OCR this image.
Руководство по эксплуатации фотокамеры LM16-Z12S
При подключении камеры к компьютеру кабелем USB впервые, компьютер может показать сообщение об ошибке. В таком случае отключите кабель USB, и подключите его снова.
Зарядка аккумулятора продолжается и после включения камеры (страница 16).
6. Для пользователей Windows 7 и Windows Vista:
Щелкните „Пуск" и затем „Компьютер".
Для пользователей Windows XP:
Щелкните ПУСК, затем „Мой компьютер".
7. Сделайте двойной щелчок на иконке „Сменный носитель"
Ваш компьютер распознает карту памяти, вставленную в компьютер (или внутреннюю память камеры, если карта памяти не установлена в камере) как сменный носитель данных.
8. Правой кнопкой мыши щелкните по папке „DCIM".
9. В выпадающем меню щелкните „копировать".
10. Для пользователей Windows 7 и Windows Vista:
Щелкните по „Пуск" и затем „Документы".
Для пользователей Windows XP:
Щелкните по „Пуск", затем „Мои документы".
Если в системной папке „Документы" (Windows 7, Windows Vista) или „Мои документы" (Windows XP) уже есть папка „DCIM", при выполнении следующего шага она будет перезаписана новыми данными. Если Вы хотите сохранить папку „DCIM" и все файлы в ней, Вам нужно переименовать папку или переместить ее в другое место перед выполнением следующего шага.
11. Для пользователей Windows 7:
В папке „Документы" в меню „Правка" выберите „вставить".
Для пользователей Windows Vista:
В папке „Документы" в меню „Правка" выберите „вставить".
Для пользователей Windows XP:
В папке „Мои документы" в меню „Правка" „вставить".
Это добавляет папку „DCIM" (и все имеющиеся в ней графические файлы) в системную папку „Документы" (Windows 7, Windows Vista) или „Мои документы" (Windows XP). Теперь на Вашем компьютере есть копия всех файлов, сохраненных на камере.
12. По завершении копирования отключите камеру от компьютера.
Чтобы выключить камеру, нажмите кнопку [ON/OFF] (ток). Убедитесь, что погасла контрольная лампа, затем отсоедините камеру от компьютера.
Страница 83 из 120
-=-=-=-=-
### Required task
Pull every line containing "есть" from the data.

### Task output
Если в системной папке „Документы" (Windows 7, Windows Vista) или „Мои документы" (Windows XP) уже есть папка „DCIM", при выполнении следующего шага она будет перезаписана новыми данными. Если Вы хотите сохранить папку „DCIM" и все файлы в ней, Вам нужно переименовать папку или переместить ее в другое место перед выполнением следующего шага.
Это добавляет папку „DCIM" (и все имеющиеся в ней графические файлы) в системную папку „Документы" (Windows 7, Windows Vista) или „Мои документы" (Windows XP). Теперь на Вашем компьютере есть копия всех файлов, сохраненных на камере.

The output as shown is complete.